▼▼▼
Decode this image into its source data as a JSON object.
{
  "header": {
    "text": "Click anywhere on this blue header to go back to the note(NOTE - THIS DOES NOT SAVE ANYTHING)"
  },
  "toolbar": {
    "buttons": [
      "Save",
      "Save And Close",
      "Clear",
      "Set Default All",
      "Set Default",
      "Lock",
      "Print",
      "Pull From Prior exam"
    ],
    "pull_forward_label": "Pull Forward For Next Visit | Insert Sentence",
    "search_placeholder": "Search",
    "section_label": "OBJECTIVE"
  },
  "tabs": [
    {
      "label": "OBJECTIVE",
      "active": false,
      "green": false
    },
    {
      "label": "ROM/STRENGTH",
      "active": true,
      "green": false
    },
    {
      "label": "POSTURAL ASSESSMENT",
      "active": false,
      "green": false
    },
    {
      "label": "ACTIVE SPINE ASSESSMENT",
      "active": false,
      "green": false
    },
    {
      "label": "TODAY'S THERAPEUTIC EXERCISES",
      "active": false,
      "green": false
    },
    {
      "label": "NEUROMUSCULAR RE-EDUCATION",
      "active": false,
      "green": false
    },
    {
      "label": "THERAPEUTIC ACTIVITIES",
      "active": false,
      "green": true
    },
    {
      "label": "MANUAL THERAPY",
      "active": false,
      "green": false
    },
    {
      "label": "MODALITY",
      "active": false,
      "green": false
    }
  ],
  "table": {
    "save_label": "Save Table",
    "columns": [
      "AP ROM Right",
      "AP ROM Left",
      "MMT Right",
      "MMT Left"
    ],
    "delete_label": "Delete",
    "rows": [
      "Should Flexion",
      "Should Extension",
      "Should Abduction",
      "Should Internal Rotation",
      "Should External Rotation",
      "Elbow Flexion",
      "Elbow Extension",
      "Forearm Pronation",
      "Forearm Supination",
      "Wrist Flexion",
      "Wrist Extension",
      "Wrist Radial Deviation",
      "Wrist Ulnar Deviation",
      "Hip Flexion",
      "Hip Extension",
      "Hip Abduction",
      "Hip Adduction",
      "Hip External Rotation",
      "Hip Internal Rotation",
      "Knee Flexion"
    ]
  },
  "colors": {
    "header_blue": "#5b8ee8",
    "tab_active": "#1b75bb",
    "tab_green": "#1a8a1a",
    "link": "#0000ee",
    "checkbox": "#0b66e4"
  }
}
▲▲▲
▼▼▼
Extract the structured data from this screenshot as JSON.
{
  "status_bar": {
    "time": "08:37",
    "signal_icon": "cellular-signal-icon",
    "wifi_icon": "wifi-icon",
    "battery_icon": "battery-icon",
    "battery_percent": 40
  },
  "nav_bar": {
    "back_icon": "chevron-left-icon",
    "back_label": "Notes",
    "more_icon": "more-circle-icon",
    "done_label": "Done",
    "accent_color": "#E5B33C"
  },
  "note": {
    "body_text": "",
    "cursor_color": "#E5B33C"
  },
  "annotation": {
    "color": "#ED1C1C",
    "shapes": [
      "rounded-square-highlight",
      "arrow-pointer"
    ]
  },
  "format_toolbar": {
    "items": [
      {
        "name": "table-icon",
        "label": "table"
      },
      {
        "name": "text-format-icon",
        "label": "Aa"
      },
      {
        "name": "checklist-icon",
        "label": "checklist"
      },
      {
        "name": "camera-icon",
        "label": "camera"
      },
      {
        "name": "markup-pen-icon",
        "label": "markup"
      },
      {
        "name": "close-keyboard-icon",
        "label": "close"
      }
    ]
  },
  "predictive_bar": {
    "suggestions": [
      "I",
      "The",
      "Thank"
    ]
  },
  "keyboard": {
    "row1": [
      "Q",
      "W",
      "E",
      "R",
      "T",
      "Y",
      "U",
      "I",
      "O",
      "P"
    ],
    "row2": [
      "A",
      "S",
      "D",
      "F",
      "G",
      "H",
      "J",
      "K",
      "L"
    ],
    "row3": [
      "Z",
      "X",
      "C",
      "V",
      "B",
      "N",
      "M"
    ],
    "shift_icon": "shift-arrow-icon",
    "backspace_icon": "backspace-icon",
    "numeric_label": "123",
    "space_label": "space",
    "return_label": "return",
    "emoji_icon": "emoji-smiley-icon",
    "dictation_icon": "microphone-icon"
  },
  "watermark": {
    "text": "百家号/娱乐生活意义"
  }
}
▲▲▲
▶ [Aim] Find the word "Pull" in the data and copy out each line where it turns up.

▶ [Answer to this problem]
      "Pull From Prior exam"
    "pull_forward_label": "Pull Forward For Next Visit | Insert Sentence",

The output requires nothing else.